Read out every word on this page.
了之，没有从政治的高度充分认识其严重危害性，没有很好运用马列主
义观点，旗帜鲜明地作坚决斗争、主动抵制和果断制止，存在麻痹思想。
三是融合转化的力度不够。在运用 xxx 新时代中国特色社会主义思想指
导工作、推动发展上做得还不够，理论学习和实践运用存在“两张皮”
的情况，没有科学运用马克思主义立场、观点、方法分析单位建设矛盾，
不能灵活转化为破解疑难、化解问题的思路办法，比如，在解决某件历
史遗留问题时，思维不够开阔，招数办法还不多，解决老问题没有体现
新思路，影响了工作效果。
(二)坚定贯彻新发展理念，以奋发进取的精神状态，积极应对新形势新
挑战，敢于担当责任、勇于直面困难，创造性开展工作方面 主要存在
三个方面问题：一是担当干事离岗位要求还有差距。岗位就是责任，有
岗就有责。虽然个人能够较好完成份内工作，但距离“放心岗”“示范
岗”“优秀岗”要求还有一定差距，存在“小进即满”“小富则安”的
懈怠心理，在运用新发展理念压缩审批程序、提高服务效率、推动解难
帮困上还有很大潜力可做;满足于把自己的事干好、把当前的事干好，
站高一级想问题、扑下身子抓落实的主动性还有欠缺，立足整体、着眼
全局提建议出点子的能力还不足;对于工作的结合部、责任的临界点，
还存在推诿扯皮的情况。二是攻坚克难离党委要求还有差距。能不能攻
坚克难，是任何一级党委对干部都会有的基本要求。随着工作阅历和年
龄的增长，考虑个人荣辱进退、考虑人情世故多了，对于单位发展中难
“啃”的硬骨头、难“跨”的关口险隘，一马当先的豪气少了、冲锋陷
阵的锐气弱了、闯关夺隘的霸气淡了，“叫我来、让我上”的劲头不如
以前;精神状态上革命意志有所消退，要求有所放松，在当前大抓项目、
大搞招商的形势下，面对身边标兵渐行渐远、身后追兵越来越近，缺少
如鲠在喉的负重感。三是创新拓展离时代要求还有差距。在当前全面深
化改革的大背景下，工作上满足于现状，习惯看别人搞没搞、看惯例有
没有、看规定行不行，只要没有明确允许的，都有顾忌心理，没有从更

★ ★ ★

» **Requirements**: Recopy all the lines exactly as they appear.

» **Solution to the problem**:
Read out every word on this page.
了之，没有从政治的高度充分认识其严重危害性，没有很好运用马列主
义观点，旗帜鲜明地作坚决斗争、主动抵制和果断制止，存在麻痹思想。
三是融合转化的力度不够。在运用 xxx 新时代中国特色社会主义思想指
导工作、推动发展上做得还不够，理论学习和实践运用存在“两张皮”
的情况，没有科学运用马克思主义立场、观点、方法分析单位建设矛盾，
不能灵活转化为破解疑难、化解问题的思路办法，比如，在解决某件历
史遗留问题时，思维不够开阔，招数办法还不多，解决老问题没有体现
新思路，影响了工作效果。
(二)坚定贯彻新发展理念，以奋发进取的精神状态，积极应对新形势新
挑战，敢于担当责任、勇于直面困难，创造性开展工作方面 主要存在
三个方面问题：一是担当干事离岗位要求还有差距。岗位就是责任，有
岗就有责。虽然个人能够较好完成份内工作，但距离“放心岗”“示范
岗”“优秀岗”要求还有一定差距，存在“小进即满”“小富则安”的
懈怠心理，在运用新发展理念压缩审批程序、提高服务效率、推动解难
帮困上还有很大潜力可做;满足于把自己的事干好、把当前的事干好，
站高一级想问题、扑下身子抓落实的主动性还有欠缺，立足整体、着眼
全局提建议出点子的能力还不足;对于工作的结合部、责任的临界点，
还存在推诿扯皮的情况。二是攻坚克难离党委要求还有差距。能不能攻
坚克难，是任何一级党委对干部都会有的基本要求。随着工作阅历和年
龄的增长，考虑个人荣辱进退、考虑人情世故多了，对于单位发展中难
“啃”的硬骨头、难“跨”的关口险隘，一马当先的豪气少了、冲锋陷
阵的锐气弱了、闯关夺隘的霸气淡了，“叫我来、让我上”的劲头不如
以前;精神状态上革命意志有所消退，要求有所放松，在当前大抓项目、
大搞招商的形势下，面对身边标兵渐行渐远、身后追兵越来越近，缺少
如鲠在喉的负重感。三是创新拓展离时代要求还有差距。在当前全面深
化改革的大背景下，工作上满足于现状，习惯看别人搞没搞、看惯例有
没有、看规定行不行，只要没有明确允许的，都有顾忌心理，没有从更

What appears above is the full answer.